PROBLEM DESCRIPTION =>
Below is a set of entries. Reproduce exactly the lines from the one containing "Convert this screenshot" through the end, both included.

(Data entries)
· · · ·

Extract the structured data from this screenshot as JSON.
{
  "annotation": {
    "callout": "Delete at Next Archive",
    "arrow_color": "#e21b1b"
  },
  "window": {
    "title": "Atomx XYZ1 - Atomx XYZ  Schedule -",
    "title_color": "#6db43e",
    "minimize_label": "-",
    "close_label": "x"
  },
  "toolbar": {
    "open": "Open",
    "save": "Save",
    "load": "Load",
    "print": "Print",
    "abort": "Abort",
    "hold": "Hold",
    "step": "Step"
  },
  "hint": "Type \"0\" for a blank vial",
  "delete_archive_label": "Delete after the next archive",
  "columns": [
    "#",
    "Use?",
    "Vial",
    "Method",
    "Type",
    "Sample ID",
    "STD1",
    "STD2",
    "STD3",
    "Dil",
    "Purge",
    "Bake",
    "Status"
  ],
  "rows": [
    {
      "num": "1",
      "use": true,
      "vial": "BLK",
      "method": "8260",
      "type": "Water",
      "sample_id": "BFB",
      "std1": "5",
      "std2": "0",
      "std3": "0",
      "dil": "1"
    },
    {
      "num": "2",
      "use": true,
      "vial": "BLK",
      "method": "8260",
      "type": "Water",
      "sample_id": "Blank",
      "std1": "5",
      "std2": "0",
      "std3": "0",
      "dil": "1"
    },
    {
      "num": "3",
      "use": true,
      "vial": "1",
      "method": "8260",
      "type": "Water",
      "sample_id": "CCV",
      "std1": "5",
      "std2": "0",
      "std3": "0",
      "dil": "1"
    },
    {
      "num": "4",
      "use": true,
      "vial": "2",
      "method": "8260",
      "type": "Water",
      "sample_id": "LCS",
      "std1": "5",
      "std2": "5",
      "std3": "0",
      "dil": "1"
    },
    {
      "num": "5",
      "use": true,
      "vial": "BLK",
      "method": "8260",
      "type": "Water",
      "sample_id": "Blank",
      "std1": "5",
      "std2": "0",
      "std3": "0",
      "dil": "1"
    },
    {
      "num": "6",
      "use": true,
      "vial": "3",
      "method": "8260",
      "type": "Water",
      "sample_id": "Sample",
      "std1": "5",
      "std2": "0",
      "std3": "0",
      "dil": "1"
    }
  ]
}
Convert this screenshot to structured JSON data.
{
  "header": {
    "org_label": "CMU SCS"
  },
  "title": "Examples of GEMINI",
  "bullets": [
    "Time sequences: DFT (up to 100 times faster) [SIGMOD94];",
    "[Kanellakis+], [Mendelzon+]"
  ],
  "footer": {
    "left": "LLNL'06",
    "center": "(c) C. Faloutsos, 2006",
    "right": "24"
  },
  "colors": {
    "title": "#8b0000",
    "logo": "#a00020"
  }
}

· · · ·

ANSWER TO THIS TASK =>
Convert this screenshot to structured JSON data.
{
  "header": {
    "org_label": "CMU SCS"
  },
  "title": "Examples of GEMINI",
  "bullets": [
    "Time sequences: DFT (up to 100 times faster) [SIGMOD94];",
    "[Kanellakis+], [Mendelzon+]"
  ],
  "footer": {
    "left": "LLNL'06",
    "center": "(c) C. Faloutsos, 2006",
    "right": "24"
  },
  "colors": {
    "title": "#8b0000",
    "logo": "#a00020"
  }
}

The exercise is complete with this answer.